**Exercise objective:**
Go through the material below and copy each line where the word "ylabel" appears.

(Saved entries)
* Begin *

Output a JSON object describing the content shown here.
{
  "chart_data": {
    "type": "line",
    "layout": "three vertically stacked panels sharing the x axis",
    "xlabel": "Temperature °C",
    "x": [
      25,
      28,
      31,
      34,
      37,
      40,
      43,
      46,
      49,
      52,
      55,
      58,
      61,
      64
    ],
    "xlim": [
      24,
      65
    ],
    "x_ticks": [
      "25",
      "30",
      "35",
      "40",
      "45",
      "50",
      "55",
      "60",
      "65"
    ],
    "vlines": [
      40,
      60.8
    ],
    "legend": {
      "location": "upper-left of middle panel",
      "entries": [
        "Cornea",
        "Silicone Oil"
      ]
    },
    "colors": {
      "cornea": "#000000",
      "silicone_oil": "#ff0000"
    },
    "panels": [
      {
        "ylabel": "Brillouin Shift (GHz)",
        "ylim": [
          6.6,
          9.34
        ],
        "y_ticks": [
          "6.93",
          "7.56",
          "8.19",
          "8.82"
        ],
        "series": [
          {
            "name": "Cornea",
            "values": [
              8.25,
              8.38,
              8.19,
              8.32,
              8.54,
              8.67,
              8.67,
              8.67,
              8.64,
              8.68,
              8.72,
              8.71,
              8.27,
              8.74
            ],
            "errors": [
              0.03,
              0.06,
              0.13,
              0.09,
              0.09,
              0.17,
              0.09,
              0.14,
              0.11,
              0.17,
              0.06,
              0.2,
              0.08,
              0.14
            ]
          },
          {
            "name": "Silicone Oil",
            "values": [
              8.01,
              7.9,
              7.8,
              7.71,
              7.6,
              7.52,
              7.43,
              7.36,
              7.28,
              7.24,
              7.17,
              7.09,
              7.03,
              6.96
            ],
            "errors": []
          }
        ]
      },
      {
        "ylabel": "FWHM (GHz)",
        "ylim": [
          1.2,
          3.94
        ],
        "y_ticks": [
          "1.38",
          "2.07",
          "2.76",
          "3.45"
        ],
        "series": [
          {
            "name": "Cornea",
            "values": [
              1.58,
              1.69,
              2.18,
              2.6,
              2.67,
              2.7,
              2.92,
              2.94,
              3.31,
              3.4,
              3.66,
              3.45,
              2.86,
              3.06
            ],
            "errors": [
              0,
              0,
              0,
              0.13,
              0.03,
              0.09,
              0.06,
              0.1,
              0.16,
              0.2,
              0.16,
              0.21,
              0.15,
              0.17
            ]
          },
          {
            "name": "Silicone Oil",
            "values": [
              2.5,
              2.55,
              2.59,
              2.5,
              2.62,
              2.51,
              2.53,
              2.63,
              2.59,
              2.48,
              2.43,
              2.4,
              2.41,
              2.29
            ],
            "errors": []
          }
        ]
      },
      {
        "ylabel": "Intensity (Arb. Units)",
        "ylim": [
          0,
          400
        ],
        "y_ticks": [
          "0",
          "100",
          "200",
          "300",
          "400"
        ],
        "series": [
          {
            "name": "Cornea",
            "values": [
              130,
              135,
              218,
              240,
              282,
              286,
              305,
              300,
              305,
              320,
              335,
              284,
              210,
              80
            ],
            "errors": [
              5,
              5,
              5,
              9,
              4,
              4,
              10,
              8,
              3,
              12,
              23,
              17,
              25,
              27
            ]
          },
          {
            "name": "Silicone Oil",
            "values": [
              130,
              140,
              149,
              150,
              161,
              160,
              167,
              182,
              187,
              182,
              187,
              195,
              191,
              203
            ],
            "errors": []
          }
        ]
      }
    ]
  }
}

* End *

**The response:**
        "ylabel": "Brillouin Shift (GHz)",
        "ylabel": "FWHM (GHz)",
        "ylabel": "Intensity (Arb. Units)",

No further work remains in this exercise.